:: YOUR GOAL ::
List each line of the data that holds the word "recessions".

:: RECORD LIST ::
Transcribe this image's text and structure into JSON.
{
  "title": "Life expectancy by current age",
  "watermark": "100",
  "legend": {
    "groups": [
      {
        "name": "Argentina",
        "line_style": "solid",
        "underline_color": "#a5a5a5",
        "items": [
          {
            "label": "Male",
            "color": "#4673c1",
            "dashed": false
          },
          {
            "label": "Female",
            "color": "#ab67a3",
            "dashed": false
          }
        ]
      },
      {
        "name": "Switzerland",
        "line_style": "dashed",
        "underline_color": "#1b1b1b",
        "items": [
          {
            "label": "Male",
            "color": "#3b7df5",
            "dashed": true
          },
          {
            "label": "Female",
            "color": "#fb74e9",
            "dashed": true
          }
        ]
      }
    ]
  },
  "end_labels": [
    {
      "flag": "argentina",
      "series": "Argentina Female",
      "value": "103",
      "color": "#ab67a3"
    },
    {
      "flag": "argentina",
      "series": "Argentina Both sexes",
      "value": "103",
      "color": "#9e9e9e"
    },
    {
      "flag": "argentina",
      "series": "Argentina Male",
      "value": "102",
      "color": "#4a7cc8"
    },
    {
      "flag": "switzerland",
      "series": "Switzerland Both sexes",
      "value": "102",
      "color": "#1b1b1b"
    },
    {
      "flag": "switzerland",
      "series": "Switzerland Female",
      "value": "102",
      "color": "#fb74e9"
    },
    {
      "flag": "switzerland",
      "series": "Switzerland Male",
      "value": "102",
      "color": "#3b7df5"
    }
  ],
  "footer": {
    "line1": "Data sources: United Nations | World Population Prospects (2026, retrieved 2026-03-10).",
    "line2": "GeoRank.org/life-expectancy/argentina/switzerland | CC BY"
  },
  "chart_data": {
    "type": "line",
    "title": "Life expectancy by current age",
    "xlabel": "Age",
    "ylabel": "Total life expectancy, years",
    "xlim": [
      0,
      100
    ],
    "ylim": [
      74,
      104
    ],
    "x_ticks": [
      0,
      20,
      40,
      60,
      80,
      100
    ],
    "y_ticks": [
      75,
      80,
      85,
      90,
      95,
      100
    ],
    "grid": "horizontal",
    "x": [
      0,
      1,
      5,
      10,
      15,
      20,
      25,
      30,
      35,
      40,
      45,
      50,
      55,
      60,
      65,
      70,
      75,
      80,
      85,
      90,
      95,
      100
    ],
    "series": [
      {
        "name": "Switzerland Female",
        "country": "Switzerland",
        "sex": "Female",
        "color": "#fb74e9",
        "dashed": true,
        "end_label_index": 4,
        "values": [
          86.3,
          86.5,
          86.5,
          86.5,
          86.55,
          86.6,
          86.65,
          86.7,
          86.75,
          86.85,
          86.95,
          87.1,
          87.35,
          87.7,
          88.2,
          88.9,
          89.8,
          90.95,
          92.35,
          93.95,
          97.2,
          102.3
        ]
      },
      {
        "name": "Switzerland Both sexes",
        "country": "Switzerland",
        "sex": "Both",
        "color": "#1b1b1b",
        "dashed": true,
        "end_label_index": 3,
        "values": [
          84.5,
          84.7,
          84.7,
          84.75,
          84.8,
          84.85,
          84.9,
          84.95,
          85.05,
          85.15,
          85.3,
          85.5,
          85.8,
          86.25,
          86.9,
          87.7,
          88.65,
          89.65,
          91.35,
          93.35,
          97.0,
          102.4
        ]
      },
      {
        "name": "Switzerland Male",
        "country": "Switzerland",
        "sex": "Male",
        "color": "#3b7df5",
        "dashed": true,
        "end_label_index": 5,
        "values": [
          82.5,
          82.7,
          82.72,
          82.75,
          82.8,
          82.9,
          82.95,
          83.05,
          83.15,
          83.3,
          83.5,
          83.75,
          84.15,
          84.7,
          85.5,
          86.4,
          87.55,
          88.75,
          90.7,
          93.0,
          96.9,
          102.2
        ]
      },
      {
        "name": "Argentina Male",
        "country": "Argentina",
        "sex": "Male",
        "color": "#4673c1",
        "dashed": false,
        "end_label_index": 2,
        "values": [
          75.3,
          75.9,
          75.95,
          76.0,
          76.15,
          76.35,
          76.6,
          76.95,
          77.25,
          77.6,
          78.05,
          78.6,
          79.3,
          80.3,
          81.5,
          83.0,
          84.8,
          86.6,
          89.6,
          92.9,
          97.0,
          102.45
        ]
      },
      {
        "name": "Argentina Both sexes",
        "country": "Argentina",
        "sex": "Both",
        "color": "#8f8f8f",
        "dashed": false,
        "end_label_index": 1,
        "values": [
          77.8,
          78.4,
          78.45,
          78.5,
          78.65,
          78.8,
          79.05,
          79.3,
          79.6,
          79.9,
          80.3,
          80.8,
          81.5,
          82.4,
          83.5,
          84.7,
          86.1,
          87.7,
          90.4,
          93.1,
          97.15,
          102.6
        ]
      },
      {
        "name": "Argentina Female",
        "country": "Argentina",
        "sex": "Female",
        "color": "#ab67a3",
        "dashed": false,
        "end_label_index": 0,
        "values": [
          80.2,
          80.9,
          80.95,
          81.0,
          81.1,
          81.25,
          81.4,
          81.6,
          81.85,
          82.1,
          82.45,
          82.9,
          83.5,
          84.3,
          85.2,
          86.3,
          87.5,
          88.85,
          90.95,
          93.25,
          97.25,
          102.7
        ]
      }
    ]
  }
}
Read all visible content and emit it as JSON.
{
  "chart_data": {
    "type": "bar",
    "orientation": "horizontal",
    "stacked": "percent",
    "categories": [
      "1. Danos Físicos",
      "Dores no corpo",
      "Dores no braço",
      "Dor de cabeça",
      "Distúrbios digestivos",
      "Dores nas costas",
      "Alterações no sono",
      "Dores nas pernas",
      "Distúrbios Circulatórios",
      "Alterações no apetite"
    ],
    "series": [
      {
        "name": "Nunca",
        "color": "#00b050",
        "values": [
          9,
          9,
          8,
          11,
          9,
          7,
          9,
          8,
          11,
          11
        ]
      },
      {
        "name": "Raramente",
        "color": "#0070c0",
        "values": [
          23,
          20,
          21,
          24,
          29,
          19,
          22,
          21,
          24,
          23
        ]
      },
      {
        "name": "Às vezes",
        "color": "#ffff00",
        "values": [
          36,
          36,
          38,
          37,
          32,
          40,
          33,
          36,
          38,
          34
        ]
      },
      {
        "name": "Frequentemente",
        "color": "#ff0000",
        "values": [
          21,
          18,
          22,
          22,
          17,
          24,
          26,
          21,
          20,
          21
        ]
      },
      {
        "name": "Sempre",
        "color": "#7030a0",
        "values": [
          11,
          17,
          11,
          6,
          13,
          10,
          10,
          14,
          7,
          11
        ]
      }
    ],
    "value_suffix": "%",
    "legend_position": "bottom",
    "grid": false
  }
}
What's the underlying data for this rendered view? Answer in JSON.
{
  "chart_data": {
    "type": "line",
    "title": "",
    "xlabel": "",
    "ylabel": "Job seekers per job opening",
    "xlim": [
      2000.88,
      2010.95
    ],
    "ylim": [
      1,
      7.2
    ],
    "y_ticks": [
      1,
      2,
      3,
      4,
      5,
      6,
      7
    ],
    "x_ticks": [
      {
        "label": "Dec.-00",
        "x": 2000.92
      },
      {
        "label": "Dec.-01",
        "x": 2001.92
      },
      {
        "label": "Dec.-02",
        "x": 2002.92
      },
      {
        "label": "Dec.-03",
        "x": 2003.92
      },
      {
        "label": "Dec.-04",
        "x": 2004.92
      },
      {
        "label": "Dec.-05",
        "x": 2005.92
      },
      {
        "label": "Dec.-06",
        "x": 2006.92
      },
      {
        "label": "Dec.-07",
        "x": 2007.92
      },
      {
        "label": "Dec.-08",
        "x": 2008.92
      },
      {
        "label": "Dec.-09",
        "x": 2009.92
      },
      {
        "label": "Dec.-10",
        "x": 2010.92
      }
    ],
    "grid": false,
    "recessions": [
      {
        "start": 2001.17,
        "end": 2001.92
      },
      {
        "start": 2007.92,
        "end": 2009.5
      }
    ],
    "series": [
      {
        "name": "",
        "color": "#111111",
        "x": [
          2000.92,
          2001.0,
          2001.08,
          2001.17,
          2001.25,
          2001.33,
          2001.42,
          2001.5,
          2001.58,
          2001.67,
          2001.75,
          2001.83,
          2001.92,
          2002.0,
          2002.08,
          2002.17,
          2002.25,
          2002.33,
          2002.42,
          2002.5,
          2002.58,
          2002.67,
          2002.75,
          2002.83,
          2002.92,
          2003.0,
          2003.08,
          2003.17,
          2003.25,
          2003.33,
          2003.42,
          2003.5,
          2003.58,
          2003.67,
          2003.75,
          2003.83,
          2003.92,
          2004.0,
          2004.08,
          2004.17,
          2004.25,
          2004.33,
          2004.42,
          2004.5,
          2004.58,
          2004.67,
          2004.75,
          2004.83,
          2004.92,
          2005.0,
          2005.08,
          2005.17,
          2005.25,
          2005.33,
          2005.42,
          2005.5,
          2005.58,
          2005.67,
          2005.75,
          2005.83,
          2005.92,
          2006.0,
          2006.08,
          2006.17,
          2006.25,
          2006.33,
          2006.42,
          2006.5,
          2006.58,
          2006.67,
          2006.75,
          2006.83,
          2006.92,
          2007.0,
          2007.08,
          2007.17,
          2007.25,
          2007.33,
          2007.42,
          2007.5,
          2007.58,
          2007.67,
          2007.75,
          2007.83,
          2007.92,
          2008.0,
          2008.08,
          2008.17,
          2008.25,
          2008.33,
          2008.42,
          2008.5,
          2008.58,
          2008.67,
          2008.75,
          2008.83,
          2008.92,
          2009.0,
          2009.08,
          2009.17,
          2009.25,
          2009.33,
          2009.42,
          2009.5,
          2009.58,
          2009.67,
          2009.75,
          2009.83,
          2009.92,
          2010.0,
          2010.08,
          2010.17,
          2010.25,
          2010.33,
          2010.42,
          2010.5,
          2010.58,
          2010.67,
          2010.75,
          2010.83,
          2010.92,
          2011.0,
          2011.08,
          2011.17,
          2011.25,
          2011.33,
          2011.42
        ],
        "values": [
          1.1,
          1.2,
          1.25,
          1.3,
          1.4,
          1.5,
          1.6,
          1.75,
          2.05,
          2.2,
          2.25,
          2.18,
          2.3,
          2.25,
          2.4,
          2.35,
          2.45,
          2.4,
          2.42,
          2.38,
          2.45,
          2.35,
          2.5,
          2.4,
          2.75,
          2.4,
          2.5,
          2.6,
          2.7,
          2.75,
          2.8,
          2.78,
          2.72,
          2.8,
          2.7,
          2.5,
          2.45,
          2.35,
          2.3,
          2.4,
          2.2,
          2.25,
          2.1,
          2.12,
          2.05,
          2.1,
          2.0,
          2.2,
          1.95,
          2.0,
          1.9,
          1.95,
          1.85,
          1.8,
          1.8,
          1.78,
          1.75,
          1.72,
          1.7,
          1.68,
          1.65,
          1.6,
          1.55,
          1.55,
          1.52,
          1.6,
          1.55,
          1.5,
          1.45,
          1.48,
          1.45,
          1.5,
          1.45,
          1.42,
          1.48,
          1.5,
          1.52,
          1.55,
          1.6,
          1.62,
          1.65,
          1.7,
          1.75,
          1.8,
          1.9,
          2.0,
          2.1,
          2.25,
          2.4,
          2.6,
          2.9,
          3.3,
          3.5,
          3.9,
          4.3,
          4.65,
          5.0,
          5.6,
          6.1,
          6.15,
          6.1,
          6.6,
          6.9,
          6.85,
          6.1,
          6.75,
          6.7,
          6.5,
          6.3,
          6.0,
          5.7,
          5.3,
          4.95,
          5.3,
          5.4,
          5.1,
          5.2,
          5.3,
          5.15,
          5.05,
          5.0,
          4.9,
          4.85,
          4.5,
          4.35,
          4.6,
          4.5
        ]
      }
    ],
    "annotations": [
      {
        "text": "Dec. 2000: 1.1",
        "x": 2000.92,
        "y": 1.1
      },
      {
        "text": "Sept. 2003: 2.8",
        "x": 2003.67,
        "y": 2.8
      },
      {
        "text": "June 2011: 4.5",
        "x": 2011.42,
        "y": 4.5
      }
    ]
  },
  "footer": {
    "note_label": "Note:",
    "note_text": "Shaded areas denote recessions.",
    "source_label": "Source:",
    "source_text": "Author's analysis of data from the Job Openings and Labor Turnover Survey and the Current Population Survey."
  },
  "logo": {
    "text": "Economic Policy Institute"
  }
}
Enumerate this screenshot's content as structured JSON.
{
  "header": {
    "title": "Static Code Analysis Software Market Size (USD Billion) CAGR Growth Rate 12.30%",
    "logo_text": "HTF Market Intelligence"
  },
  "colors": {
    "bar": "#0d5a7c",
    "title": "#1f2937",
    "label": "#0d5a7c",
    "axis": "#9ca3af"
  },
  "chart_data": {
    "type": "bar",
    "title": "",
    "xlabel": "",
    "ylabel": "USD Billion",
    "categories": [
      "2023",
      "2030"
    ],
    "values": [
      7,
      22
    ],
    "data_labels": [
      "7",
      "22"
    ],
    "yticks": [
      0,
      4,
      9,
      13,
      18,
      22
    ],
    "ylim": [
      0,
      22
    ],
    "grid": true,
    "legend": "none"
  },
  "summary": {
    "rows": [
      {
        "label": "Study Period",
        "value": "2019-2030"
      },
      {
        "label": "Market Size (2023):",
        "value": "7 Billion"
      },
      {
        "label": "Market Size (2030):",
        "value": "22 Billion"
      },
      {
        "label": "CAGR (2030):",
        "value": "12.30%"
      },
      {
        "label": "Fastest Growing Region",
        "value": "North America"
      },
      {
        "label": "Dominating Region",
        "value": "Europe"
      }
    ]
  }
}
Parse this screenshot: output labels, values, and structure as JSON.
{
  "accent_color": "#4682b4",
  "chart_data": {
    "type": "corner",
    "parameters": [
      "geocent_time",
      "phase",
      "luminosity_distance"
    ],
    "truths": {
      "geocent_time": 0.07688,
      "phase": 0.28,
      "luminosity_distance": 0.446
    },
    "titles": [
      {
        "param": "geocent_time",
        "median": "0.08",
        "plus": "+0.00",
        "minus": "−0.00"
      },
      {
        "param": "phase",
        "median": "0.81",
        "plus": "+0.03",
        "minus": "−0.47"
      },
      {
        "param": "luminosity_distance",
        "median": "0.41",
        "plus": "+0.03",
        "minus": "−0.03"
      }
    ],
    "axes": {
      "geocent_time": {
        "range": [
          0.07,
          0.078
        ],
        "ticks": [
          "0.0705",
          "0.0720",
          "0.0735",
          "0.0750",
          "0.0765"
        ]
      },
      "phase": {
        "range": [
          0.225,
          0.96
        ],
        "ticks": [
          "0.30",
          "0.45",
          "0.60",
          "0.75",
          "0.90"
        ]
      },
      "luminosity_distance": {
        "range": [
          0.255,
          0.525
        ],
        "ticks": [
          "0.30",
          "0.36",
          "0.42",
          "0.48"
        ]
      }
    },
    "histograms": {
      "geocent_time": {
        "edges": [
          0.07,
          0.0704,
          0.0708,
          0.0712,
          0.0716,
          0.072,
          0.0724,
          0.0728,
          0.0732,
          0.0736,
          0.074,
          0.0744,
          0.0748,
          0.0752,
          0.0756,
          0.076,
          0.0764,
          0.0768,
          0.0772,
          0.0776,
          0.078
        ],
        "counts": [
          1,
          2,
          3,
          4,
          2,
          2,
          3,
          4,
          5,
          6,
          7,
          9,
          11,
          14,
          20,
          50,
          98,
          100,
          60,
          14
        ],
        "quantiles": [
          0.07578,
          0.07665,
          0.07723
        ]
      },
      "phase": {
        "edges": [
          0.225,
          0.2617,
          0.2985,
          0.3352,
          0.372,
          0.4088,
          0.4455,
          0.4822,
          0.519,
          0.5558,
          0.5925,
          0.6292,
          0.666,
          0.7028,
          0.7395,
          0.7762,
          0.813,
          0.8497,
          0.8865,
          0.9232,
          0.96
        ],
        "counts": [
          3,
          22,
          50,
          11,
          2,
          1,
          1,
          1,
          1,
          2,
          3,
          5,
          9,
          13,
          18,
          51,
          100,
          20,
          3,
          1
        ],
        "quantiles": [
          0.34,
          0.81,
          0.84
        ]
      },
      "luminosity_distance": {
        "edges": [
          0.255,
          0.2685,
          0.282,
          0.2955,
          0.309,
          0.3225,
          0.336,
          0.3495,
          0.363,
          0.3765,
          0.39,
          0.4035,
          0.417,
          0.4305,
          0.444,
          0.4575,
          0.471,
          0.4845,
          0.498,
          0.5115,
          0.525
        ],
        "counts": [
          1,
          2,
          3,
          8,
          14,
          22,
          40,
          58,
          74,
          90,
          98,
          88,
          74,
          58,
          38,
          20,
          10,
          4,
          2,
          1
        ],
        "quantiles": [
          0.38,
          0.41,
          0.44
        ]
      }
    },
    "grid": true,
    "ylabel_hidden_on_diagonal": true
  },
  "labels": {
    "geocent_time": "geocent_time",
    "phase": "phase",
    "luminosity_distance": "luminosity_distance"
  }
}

:: THE OUTPUT ::
    "recessions": [
    "note_text": "Shaded areas denote recessions.",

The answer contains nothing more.